*WHAT TO DO*: Can you reproduce the data beneath, keeping every line exact?
* BEGIN *
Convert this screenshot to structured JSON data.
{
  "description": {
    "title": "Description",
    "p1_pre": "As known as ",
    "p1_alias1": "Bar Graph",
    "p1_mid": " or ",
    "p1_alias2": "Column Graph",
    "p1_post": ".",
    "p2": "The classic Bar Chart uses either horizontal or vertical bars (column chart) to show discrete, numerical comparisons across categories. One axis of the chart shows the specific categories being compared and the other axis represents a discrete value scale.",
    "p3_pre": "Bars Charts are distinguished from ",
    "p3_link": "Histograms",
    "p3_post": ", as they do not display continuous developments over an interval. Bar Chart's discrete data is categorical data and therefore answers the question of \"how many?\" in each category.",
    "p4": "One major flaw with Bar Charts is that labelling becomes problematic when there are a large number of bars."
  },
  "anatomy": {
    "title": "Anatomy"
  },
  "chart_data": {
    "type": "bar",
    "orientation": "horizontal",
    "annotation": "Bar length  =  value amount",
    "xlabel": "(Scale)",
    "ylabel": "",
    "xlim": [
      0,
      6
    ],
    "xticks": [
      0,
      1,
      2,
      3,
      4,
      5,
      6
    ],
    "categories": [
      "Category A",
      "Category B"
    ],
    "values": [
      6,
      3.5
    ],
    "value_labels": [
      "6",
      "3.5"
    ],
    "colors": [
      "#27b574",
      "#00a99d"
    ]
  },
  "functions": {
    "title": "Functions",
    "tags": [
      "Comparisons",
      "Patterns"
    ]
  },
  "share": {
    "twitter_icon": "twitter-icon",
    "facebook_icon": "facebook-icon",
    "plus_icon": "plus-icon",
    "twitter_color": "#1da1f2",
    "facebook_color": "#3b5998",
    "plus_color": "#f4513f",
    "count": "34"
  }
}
* END *
*PROBLEM SOLUTION*:
Convert this screenshot to structured JSON data.
{
  "description": {
    "title": "Description",
    "p1_pre": "As known as ",
    "p1_alias1": "Bar Graph",
    "p1_mid": " or ",
    "p1_alias2": "Column Graph",
    "p1_post": ".",
    "p2": "The classic Bar Chart uses either horizontal or vertical bars (column chart) to show discrete, numerical comparisons across categories. One axis of the chart shows the specific categories being compared and the other axis represents a discrete value scale.",
    "p3_pre": "Bars Charts are distinguished from ",
    "p3_link": "Histograms",
    "p3_post": ", as they do not display continuous developments over an interval. Bar Chart's discrete data is categorical data and therefore answers the question of \"how many?\" in each category.",
    "p4": "One major flaw with Bar Charts is that labelling becomes problematic when there are a large number of bars."
  },
  "anatomy": {
    "title": "Anatomy"
  },
  "chart_data": {
    "type": "bar",
    "orientation": "horizontal",
    "annotation": "Bar length  =  value amount",
    "xlabel": "(Scale)",
    "ylabel": "",
    "xlim": [
      0,
      6
    ],
    "xticks": [
      0,
      1,
      2,
      3,
      4,
      5,
      6
    ],
    "categories": [
      "Category A",
      "Category B"
    ],
    "values": [
      6,
      3.5
    ],
    "value_labels": [
      "6",
      "3.5"
    ],
    "colors": [
      "#27b574",
      "#00a99d"
    ]
  },
  "functions": {
    "title": "Functions",
    "tags": [
      "Comparisons",
      "Patterns"
    ]
  },
  "share": {
    "twitter_icon": "twitter-icon",
    "facebook_icon": "facebook-icon",
    "plus_icon": "plus-icon",
    "twitter_color": "#1da1f2",
    "facebook_color": "#3b5998",
    "plus_color": "#f4513f",
    "count": "34"
  }
}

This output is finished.